Read the data and repeat it in full, exactly.

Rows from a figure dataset
>> Start
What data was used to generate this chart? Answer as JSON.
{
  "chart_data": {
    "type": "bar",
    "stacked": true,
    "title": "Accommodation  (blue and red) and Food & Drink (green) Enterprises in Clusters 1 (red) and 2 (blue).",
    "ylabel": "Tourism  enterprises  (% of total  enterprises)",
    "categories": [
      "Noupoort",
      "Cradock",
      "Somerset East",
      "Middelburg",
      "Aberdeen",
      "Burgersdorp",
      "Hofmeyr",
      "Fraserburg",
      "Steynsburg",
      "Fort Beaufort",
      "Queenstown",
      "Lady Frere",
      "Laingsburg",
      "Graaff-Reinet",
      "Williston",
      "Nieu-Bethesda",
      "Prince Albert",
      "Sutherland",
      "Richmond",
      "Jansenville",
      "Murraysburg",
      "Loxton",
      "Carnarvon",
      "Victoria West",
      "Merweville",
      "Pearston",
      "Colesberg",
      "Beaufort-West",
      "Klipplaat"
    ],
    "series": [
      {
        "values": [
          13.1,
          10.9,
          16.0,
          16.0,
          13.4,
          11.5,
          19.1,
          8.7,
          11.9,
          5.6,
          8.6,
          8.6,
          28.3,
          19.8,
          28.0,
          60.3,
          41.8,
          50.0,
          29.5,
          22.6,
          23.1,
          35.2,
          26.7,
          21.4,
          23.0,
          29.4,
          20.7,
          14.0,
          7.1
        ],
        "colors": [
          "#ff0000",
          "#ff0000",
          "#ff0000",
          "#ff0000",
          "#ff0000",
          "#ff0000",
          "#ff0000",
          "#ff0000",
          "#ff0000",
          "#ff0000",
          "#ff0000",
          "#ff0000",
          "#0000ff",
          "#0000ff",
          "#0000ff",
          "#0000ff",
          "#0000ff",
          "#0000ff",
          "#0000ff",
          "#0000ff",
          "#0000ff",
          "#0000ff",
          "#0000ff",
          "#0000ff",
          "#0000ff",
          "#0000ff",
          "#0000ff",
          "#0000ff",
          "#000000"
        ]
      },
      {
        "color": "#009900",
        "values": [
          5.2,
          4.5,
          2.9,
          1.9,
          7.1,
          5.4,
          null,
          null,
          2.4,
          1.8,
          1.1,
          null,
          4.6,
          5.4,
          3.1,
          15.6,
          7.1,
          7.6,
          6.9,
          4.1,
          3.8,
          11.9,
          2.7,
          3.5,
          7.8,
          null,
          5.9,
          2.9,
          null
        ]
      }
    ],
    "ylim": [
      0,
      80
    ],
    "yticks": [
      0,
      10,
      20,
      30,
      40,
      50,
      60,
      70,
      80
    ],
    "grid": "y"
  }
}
>> End
Answer for this exercise:
What data was used to generate this chart? Answer as JSON.
{
  "chart_data": {
    "type": "bar",
    "stacked": true,
    "title": "Accommodation  (blue and red) and Food & Drink (green) Enterprises in Clusters 1 (red) and 2 (blue).",
    "ylabel": "Tourism  enterprises  (% of total  enterprises)",
    "categories": [
      "Noupoort",
      "Cradock",
      "Somerset East",
      "Middelburg",
      "Aberdeen",
      "Burgersdorp",
      "Hofmeyr",
      "Fraserburg",
      "Steynsburg",
      "Fort Beaufort",
      "Queenstown",
      "Lady Frere",
      "Laingsburg",
      "Graaff-Reinet",
      "Williston",
      "Nieu-Bethesda",
      "Prince Albert",
      "Sutherland",
      "Richmond",
      "Jansenville",
      "Murraysburg",
      "Loxton",
      "Carnarvon",
      "Victoria West",
      "Merweville",
      "Pearston",
      "Colesberg",
      "Beaufort-West",
      "Klipplaat"
    ],
    "series": [
      {
        "values": [
          13.1,
          10.9,
          16.0,
          16.0,
          13.4,
          11.5,
          19.1,
          8.7,
          11.9,
          5.6,
          8.6,
          8.6,
          28.3,
          19.8,
          28.0,
          60.3,
          41.8,
          50.0,
          29.5,
          22.6,
          23.1,
          35.2,
          26.7,
          21.4,
          23.0,
          29.4,
          20.7,
          14.0,
          7.1
        ],
        "colors": [
          "#ff0000",
          "#ff0000",
          "#ff0000",
          "#ff0000",
          "#ff0000",
          "#ff0000",
          "#ff0000",
          "#ff0000",
          "#ff0000",
          "#ff0000",
          "#ff0000",
          "#ff0000",
          "#0000ff",
          "#0000ff",
          "#0000ff",
          "#0000ff",
          "#0000ff",
          "#0000ff",
          "#0000ff",
          "#0000ff",
          "#0000ff",
          "#0000ff",
          "#0000ff",
          "#0000ff",
          "#0000ff",
          "#0000ff",
          "#0000ff",
          "#0000ff",
          "#000000"
        ]
      },
      {
        "color": "#009900",
        "values": [
          5.2,
          4.5,
          2.9,
          1.9,
          7.1,
          5.4,
          null,
          null,
          2.4,
          1.8,
          1.1,
          null,
          4.6,
          5.4,
          3.1,
          15.6,
          7.1,
          7.6,
          6.9,
          4.1,
          3.8,
          11.9,
          2.7,
          3.5,
          7.8,
          null,
          5.9,
          2.9,
          null
        ]
      }
    ],
    "ylim": [
      0,
      80
    ],
    "yticks": [
      0,
      10,
      20,
      30,
      40,
      50,
      60,
      70,
      80
    ],
    "grid": "y"
  }
}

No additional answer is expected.